(INSTRUCTIONS FOR THE TASK): Find each line with the string "kind" and report it.

(EXERCISE MATERIALS):
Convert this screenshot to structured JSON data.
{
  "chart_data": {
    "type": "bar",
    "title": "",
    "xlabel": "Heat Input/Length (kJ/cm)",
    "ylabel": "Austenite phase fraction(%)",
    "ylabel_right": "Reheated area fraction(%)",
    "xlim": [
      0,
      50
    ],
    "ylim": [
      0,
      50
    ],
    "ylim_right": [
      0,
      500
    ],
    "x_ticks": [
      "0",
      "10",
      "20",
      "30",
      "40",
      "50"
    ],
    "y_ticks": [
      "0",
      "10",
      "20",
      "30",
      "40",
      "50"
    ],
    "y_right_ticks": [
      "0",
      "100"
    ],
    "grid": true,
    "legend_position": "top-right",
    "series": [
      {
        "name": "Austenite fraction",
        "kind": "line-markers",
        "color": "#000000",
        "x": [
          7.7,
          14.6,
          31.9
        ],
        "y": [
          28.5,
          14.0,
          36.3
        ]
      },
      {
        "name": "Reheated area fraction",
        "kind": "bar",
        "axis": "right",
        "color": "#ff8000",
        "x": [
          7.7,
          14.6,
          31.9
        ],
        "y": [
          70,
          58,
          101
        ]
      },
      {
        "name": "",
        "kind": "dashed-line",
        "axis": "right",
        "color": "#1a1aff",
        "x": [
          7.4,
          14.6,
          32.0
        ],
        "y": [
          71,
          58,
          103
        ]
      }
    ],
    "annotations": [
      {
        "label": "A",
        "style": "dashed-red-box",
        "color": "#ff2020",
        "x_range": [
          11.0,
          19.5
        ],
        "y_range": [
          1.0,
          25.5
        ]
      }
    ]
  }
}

(RESULT OF THIS TASK):
        "kind": "line-markers",
        "kind": "bar",
        "kind": "dashed-line",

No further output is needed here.